-- Start of DATA FOR THE TASK --
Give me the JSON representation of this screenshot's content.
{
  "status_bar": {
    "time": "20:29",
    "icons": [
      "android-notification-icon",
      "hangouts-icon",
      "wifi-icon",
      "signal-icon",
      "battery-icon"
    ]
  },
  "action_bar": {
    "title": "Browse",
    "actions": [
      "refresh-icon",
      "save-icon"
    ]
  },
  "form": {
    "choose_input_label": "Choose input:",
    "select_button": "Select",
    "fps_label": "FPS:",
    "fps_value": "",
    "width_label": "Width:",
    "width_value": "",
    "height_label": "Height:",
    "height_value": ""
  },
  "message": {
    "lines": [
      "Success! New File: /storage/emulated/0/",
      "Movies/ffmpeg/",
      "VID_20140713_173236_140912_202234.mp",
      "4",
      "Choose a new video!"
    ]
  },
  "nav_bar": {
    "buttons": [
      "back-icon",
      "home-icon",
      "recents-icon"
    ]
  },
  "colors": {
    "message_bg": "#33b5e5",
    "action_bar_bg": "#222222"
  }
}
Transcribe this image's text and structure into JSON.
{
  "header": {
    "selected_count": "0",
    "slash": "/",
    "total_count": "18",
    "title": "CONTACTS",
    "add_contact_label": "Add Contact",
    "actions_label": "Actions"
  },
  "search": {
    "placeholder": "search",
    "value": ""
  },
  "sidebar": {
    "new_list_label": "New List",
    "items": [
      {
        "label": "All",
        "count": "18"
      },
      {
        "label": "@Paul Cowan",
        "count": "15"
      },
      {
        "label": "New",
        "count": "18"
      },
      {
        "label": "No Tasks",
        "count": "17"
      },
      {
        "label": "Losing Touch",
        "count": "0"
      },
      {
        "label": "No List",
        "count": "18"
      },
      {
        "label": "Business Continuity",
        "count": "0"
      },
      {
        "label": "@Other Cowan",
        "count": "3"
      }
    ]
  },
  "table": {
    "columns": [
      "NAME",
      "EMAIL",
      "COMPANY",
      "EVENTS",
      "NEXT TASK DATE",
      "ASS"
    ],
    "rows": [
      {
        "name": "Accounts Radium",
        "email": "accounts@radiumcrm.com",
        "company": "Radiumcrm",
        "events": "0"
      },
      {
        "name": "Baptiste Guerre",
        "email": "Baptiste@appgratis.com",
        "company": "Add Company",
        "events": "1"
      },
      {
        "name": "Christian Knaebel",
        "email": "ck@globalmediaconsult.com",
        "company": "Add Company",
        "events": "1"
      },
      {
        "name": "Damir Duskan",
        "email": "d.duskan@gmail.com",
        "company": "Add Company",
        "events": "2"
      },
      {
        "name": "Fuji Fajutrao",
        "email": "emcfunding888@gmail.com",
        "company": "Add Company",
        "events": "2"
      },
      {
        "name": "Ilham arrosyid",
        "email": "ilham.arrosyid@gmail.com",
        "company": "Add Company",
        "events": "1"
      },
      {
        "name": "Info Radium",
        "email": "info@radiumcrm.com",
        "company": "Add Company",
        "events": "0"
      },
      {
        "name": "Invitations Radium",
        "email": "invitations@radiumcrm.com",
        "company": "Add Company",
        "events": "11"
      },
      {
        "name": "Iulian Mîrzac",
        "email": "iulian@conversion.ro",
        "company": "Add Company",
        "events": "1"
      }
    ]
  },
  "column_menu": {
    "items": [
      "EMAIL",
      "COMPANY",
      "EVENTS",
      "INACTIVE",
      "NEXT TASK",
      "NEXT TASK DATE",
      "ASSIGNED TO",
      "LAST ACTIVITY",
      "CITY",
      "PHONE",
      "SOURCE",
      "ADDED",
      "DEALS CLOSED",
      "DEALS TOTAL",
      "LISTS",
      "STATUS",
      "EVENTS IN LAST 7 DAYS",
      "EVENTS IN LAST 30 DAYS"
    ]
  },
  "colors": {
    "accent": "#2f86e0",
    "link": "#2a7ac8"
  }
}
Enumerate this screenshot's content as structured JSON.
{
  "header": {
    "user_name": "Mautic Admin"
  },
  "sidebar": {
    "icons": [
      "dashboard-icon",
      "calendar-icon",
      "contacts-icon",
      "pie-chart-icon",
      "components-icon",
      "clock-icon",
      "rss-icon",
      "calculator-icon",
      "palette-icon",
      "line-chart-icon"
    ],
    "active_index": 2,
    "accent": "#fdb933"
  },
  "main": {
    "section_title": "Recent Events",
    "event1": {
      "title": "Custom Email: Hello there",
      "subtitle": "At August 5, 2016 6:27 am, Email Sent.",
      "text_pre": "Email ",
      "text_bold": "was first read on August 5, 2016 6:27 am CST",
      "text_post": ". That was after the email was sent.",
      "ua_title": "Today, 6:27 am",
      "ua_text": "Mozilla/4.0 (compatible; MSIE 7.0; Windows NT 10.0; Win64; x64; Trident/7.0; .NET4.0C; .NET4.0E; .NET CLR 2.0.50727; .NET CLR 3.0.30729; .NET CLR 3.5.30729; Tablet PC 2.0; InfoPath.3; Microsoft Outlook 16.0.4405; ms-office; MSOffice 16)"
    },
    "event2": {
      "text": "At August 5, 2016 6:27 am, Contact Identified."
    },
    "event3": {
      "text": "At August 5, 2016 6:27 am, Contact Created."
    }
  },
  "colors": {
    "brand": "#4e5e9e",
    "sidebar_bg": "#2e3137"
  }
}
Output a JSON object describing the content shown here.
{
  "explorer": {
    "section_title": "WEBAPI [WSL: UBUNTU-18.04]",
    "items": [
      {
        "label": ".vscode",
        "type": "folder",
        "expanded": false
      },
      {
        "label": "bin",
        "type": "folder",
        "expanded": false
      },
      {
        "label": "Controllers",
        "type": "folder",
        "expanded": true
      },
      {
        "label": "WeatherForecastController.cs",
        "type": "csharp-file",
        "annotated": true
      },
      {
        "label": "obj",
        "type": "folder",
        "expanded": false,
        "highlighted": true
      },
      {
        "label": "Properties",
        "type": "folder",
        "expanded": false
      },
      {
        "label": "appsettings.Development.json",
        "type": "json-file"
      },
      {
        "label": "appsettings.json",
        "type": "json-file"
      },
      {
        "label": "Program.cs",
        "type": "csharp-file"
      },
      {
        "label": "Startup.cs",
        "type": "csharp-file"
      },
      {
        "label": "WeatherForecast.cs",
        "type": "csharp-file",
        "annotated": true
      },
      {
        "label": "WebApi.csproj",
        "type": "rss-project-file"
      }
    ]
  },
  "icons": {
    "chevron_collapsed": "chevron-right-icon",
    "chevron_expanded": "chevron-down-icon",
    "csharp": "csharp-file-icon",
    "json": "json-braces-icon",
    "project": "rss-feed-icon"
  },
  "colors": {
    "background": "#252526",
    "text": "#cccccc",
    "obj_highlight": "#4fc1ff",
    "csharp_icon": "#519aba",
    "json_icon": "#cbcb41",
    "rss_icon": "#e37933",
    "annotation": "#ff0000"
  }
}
-- End of DATA FOR THE TASK --
Give the data again, exactly as it stands.

Give me the JSON representation of this screenshot's content.
{
  "status_bar": {
    "time": "20:29",
    "icons": [
      "android-notification-icon",
      "hangouts-icon",
      "wifi-icon",
      "signal-icon",
      "battery-icon"
    ]
  },
  "action_bar": {
    "title": "Browse",
    "actions": [
      "refresh-icon",
      "save-icon"
    ]
  },
  "form": {
    "choose_input_label": "Choose input:",
    "select_button": "Select",
    "fps_label": "FPS:",
    "fps_value": "",
    "width_label": "Width:",
    "width_value": "",
    "height_label": "Height:",
    "height_value": ""
  },
  "message": {
    "lines": [
      "Success! New File: /storage/emulated/0/",
      "Movies/ffmpeg/",
      "VID_20140713_173236_140912_202234.mp",
      "4",
      "Choose a new video!"
    ]
  },
  "nav_bar": {
    "buttons": [
      "back-icon",
      "home-icon",
      "recents-icon"
    ]
  },
  "colors": {
    "message_bg": "#33b5e5",
    "action_bar_bg": "#222222"
  }
}
Transcribe this image's text and structure into JSON.
{
  "header": {
    "selected_count": "0",
    "slash": "/",
    "total_count": "18",
    "title": "CONTACTS",
    "add_contact_label": "Add Contact",
    "actions_label": "Actions"
  },
  "search": {
    "placeholder": "search",
    "value": ""
  },
  "sidebar": {
    "new_list_label": "New List",
    "items": [
      {
        "label": "All",
        "count": "18"
      },
      {
        "label": "@Paul Cowan",
        "count": "15"
      },
      {
        "label": "New",
        "count": "18"
      },
      {
        "label": "No Tasks",
        "count": "17"
      },
      {
        "label": "Losing Touch",
        "count": "0"
      },
      {
        "label": "No List",
        "count": "18"
      },
      {
        "label": "Business Continuity",
        "count": "0"
      },
      {
        "label": "@Other Cowan",
        "count": "3"
      }
    ]
  },
  "table": {
    "columns": [
      "NAME",
      "EMAIL",
      "COMPANY",
      "EVENTS",
      "NEXT TASK DATE",
      "ASS"
    ],
    "rows": [
      {
        "name": "Accounts Radium",
        "email": "accounts@radiumcrm.com",
        "company": "Radiumcrm",
        "events": "0"
      },
      {
        "name": "Baptiste Guerre",
        "email": "Baptiste@appgratis.com",
        "company": "Add Company",
        "events": "1"
      },
      {
        "name": "Christian Knaebel",
        "email": "ck@globalmediaconsult.com",
        "company": "Add Company",
        "events": "1"
      },
      {
        "name": "Damir Duskan",
        "email": "d.duskan@gmail.com",
        "company": "Add Company",
        "events": "2"
      },
      {
        "name": "Fuji Fajutrao",
        "email": "emcfunding888@gmail.com",
        "company": "Add Company",
        "events": "2"
      },
      {
        "name": "Ilham arrosyid",
        "email": "ilham.arrosyid@gmail.com",
        "company": "Add Company",
        "events": "1"
      },
      {
        "name": "Info Radium",
        "email": "info@radiumcrm.com",
        "company": "Add Company",
        "events": "0"
      },
      {
        "name": "Invitations Radium",
        "email": "invitations@radiumcrm.com",
        "company": "Add Company",
        "events": "11"
      },
      {
        "name": "Iulian Mîrzac",
        "email": "iulian@conversion.ro",
        "company": "Add Company",
        "events": "1"
      }
    ]
  },
  "column_menu": {
    "items": [
      "EMAIL",
      "COMPANY",
      "EVENTS",
      "INACTIVE",
      "NEXT TASK",
      "NEXT TASK DATE",
      "ASSIGNED TO",
      "LAST ACTIVITY",
      "CITY",
      "PHONE",
      "SOURCE",
      "ADDED",
      "DEALS CLOSED",
      "DEALS TOTAL",
      "LISTS",
      "STATUS",
      "EVENTS IN LAST 7 DAYS",
      "EVENTS IN LAST 30 DAYS"
    ]
  },
  "colors": {
    "accent": "#2f86e0",
    "link": "#2a7ac8"
  }
}
Enumerate this screenshot's content as structured JSON.
{
  "header": {
    "user_name": "Mautic Admin"
  },
  "sidebar": {
    "icons": [
      "dashboard-icon",
      "calendar-icon",
      "contacts-icon",
      "pie-chart-icon",
      "components-icon",
      "clock-icon",
      "rss-icon",
      "calculator-icon",
      "palette-icon",
      "line-chart-icon"
    ],
    "active_index": 2,
    "accent": "#fdb933"
  },
  "main": {
    "section_title": "Recent Events",
    "event1": {
      "title": "Custom Email: Hello there",
      "subtitle": "At August 5, 2016 6:27 am, Email Sent.",
      "text_pre": "Email ",
      "text_bold": "was first read on August 5, 2016 6:27 am CST",
      "text_post": ". That was after the email was sent.",
      "ua_title": "Today, 6:27 am",
      "ua_text": "Mozilla/4.0 (compatible; MSIE 7.0; Windows NT 10.0; Win64; x64; Trident/7.0; .NET4.0C; .NET4.0E; .NET CLR 2.0.50727; .NET CLR 3.0.30729; .NET CLR 3.5.30729; Tablet PC 2.0; InfoPath.3; Microsoft Outlook 16.0.4405; ms-office; MSOffice 16)"
    },
    "event2": {
      "text": "At August 5, 2016 6:27 am, Contact Identified."
    },
    "event3": {
      "text": "At August 5, 2016 6:27 am, Contact Created."
    }
  },
  "colors": {
    "brand": "#4e5e9e",
    "sidebar_bg": "#2e3137"
  }
}
Output a JSON object describing the content shown here.
{
  "explorer": {
    "section_title": "WEBAPI [WSL: UBUNTU-18.04]",
    "items": [
      {
        "label": ".vscode",
        "type": "folder",
        "expanded": false
      },
      {
        "label": "bin",
        "type": "folder",
        "expanded": false
      },
      {
        "label": "Controllers",
        "type": "folder",
        "expanded": true
      },
      {
        "label": "WeatherForecastController.cs",
        "type": "csharp-file",
        "annotated": true
      },
      {
        "label": "obj",
        "type": "folder",
        "expanded": false,
        "highlighted": true
      },
      {
        "label": "Properties",
        "type": "folder",
        "expanded": false
      },
      {
        "label": "appsettings.Development.json",
        "type": "json-file"
      },
      {
        "label": "appsettings.json",
        "type": "json-file"
      },
      {
        "label": "Program.cs",
        "type": "csharp-file"
      },
      {
        "label": "Startup.cs",
        "type": "csharp-file"
      },
      {
        "label": "WeatherForecast.cs",
        "type": "csharp-file",
        "annotated": true
      },
      {
        "label": "WebApi.csproj",
        "type": "rss-project-file"
      }
    ]
  },
  "icons": {
    "chevron_collapsed": "chevron-right-icon",
    "chevron_expanded": "chevron-down-icon",
    "csharp": "csharp-file-icon",
    "json": "json-braces-icon",
    "project": "rss-feed-icon"
  },
  "colors": {
    "background": "#252526",
    "text": "#cccccc",
    "obj_highlight": "#4fc1ff",
    "csharp_icon": "#519aba",
    "json_icon": "#cbcb41",
    "rss_icon": "#e37933",
    "annotation": "#ff0000"
  }
}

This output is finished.